> [DESCRIPTION OF THE TASK]
Using the records below, locate all lines containing "this" and return them.

****************************************

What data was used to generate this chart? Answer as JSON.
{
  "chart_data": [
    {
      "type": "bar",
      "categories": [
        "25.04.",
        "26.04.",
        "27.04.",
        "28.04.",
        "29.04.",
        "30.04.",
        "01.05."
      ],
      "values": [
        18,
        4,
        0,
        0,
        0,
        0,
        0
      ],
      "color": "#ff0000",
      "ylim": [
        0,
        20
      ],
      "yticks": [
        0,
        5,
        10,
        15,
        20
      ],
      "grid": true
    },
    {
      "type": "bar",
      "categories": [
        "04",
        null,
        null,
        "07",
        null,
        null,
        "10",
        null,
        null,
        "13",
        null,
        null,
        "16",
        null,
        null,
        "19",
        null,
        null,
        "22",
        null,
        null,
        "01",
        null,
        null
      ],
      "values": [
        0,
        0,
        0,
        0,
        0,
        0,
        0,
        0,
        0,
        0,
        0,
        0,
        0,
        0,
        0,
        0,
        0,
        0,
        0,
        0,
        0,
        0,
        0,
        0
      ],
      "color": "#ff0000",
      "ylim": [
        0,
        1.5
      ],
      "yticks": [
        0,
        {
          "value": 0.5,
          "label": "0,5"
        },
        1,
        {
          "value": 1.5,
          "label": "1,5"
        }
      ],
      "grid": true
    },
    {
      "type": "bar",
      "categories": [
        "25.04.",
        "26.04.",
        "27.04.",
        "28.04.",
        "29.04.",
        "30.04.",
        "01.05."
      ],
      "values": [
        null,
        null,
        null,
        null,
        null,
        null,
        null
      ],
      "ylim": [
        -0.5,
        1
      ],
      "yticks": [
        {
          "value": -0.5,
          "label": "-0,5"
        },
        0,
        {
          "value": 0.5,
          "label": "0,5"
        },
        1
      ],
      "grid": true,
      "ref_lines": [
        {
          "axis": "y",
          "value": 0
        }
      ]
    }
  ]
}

****************************************

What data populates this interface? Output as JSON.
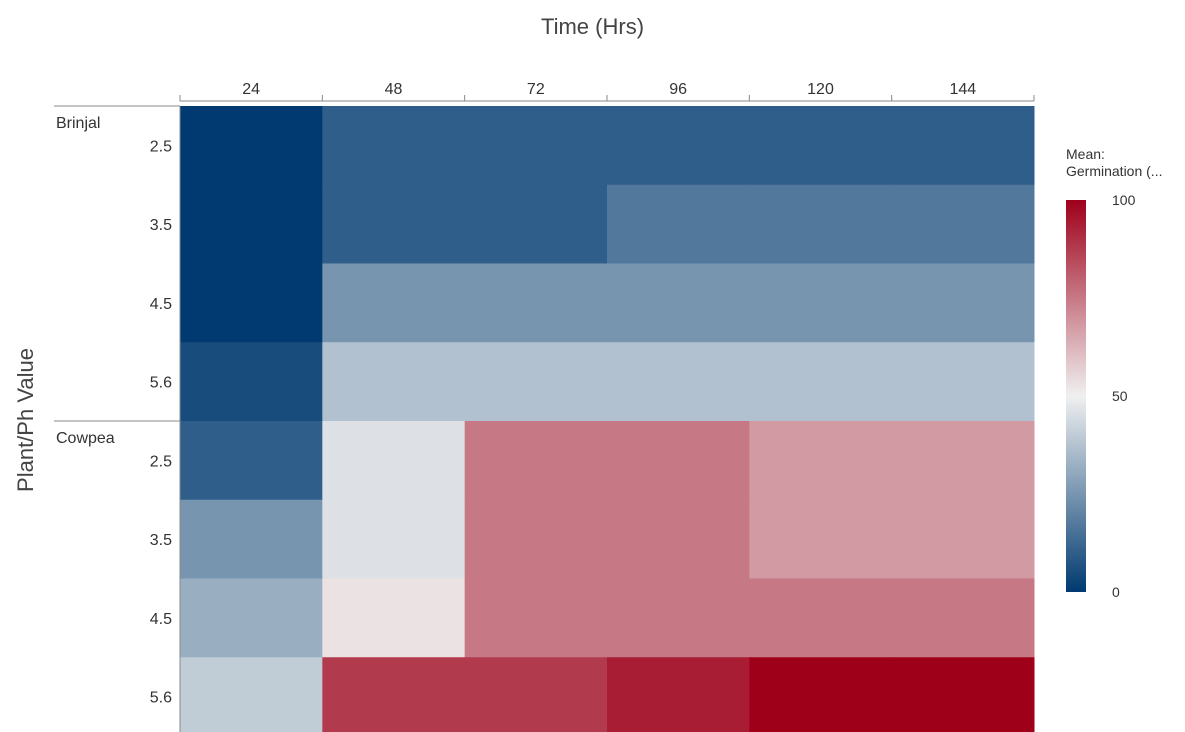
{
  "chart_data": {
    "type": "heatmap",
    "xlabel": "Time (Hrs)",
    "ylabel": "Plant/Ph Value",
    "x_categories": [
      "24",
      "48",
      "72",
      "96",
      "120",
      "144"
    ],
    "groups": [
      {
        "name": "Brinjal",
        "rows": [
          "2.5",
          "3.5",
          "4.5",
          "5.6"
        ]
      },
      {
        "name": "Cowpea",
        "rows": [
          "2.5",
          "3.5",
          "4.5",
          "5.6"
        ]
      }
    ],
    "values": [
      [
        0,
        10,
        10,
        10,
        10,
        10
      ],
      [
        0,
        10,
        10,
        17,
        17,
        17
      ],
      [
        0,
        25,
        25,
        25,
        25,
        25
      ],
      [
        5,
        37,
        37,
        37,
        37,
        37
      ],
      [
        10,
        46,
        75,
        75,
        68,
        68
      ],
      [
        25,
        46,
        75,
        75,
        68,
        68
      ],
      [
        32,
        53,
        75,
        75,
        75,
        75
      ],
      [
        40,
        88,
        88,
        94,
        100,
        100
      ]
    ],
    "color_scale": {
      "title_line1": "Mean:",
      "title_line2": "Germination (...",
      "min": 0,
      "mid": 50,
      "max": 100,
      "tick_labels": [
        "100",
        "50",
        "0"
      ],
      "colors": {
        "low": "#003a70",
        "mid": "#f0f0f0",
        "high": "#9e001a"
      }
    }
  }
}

****************************************

> [EXERCISE RESULT]
What data was used to generate this chart? Answer as JSON.
What data populates this interface? Output as JSON.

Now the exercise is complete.